■ WHAT THE EXERCISE ASKS ■
Each line of the listing must be transcribed exactly, except for the images, which should be excluded.

====

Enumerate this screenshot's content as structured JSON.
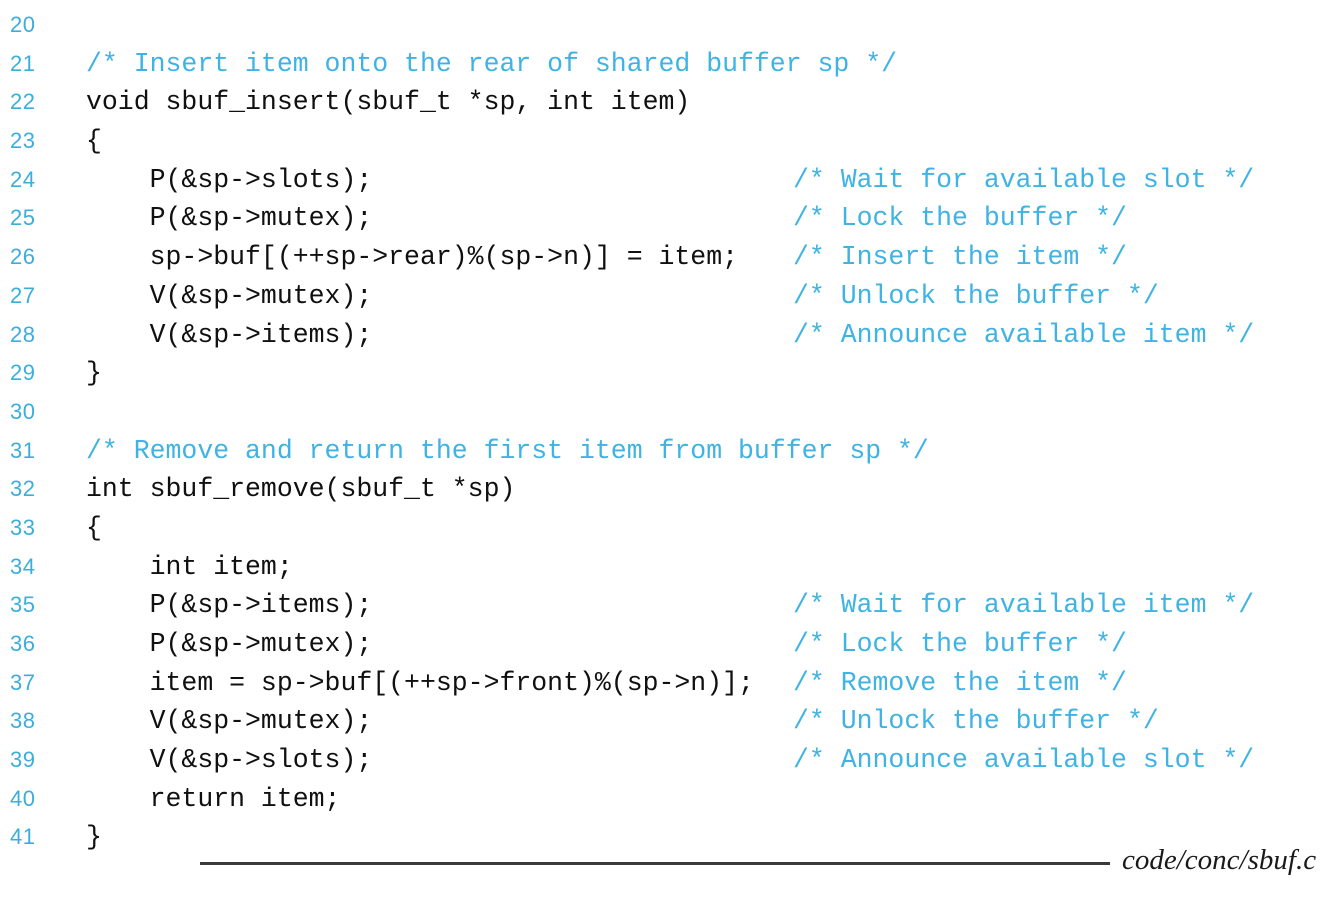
{
  "listing": {
    "language": "c",
    "first_line_number": 20,
    "colors": {
      "background": "#ffffff",
      "code_text": "#101010",
      "comment": "#3FB3E3",
      "line_number": "#3BAEDC",
      "rule": "#3a3a3a"
    },
    "lines": [
      {
        "no": "20",
        "code": "",
        "comment": ""
      },
      {
        "no": "21",
        "code": "/* Insert item onto the rear of shared buffer sp */",
        "comment": "",
        "is_comment": true
      },
      {
        "no": "22",
        "code": "void sbuf_insert(sbuf_t *sp, int item)",
        "comment": ""
      },
      {
        "no": "23",
        "code": "{",
        "comment": ""
      },
      {
        "no": "24",
        "code": "    P(&sp->slots);",
        "comment": "/* Wait for available slot */"
      },
      {
        "no": "25",
        "code": "    P(&sp->mutex);",
        "comment": "/* Lock the buffer */"
      },
      {
        "no": "26",
        "code": "    sp->buf[(++sp->rear)%(sp->n)] = item;",
        "comment": "/* Insert the item */"
      },
      {
        "no": "27",
        "code": "    V(&sp->mutex);",
        "comment": "/* Unlock the buffer */"
      },
      {
        "no": "28",
        "code": "    V(&sp->items);",
        "comment": "/* Announce available item */"
      },
      {
        "no": "29",
        "code": "}",
        "comment": ""
      },
      {
        "no": "30",
        "code": "",
        "comment": ""
      },
      {
        "no": "31",
        "code": "/* Remove and return the first item from buffer sp */",
        "comment": "",
        "is_comment": true
      },
      {
        "no": "32",
        "code": "int sbuf_remove(sbuf_t *sp)",
        "comment": ""
      },
      {
        "no": "33",
        "code": "{",
        "comment": ""
      },
      {
        "no": "34",
        "code": "    int item;",
        "comment": ""
      },
      {
        "no": "35",
        "code": "    P(&sp->items);",
        "comment": "/* Wait for available item */"
      },
      {
        "no": "36",
        "code": "    P(&sp->mutex);",
        "comment": "/* Lock the buffer */"
      },
      {
        "no": "37",
        "code": "    item = sp->buf[(++sp->front)%(sp->n)];",
        "comment": "/* Remove the item */"
      },
      {
        "no": "38",
        "code": "    V(&sp->mutex);",
        "comment": "/* Unlock the buffer */"
      },
      {
        "no": "39",
        "code": "    V(&sp->slots);",
        "comment": "/* Announce available slot */"
      },
      {
        "no": "40",
        "code": "    return item;",
        "comment": ""
      },
      {
        "no": "41",
        "code": "}",
        "comment": ""
      }
    ]
  },
  "footer": {
    "source_label": "code/conc/sbuf.c"
  }
}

====

■ TASK ANSWER ■
Enumerate this screenshot's content as structured JSON.
{
  "listing": {
    "language": "c",
    "first_line_number": 20,
    "colors": {
      "background": "#ffffff",
      "code_text": "#101010",
      "comment": "#3FB3E3",
      "line_number": "#3BAEDC",
      "rule": "#3a3a3a"
    },
    "lines": [
      {
        "no": "20",
        "code": "",
        "comment": ""
      },
      {
        "no": "21",
        "code": "/* Insert item onto the rear of shared buffer sp */",
        "comment": "",
        "is_comment": true
      },
      {
        "no": "22",
        "code": "void sbuf_insert(sbuf_t *sp, int item)",
        "comment": ""
      },
      {
        "no": "23",
        "code": "{",
        "comment": ""
      },
      {
        "no": "24",
        "code": "    P(&sp->slots);",
        "comment": "/* Wait for available slot */"
      },
      {
        "no": "25",
        "code": "    P(&sp->mutex);",
        "comment": "/* Lock the buffer */"
      },
      {
        "no": "26",
        "code": "    sp->buf[(++sp->rear)%(sp->n)] = item;",
        "comment": "/* Insert the item */"
      },
      {
        "no": "27",
        "code": "    V(&sp->mutex);",
        "comment": "/* Unlock the buffer */"
      },
      {
        "no": "28",
        "code": "    V(&sp->items);",
        "comment": "/* Announce available item */"
      },
      {
        "no": "29",
        "code": "}",
        "comment": ""
      },
      {
        "no": "30",
        "code": "",
        "comment": ""
      },
      {
        "no": "31",
        "code": "/* Remove and return the first item from buffer sp */",
        "comment": "",
        "is_comment": true
      },
      {
        "no": "32",
        "code": "int sbuf_remove(sbuf_t *sp)",
        "comment": ""
      },
      {
        "no": "33",
        "code": "{",
        "comment": ""
      },
      {
        "no": "34",
        "code": "    int item;",
        "comment": ""
      },
      {
        "no": "35",
        "code": "    P(&sp->items);",
        "comment": "/* Wait for available item */"
      },
      {
        "no": "36",
        "code": "    P(&sp->mutex);",
        "comment": "/* Lock the buffer */"
      },
      {
        "no": "37",
        "code": "    item = sp->buf[(++sp->front)%(sp->n)];",
        "comment": "/* Remove the item */"
      },
      {
        "no": "38",
        "code": "    V(&sp->mutex);",
        "comment": "/* Unlock the buffer */"
      },
      {
        "no": "39",
        "code": "    V(&sp->slots);",
        "comment": "/* Announce available slot */"
      },
      {
        "no": "40",
        "code": "    return item;",
        "comment": ""
      },
      {
        "no": "41",
        "code": "}",
        "comment": ""
      }
    ]
  },
  "footer": {
    "source_label": "code/conc/sbuf.c"
  }
}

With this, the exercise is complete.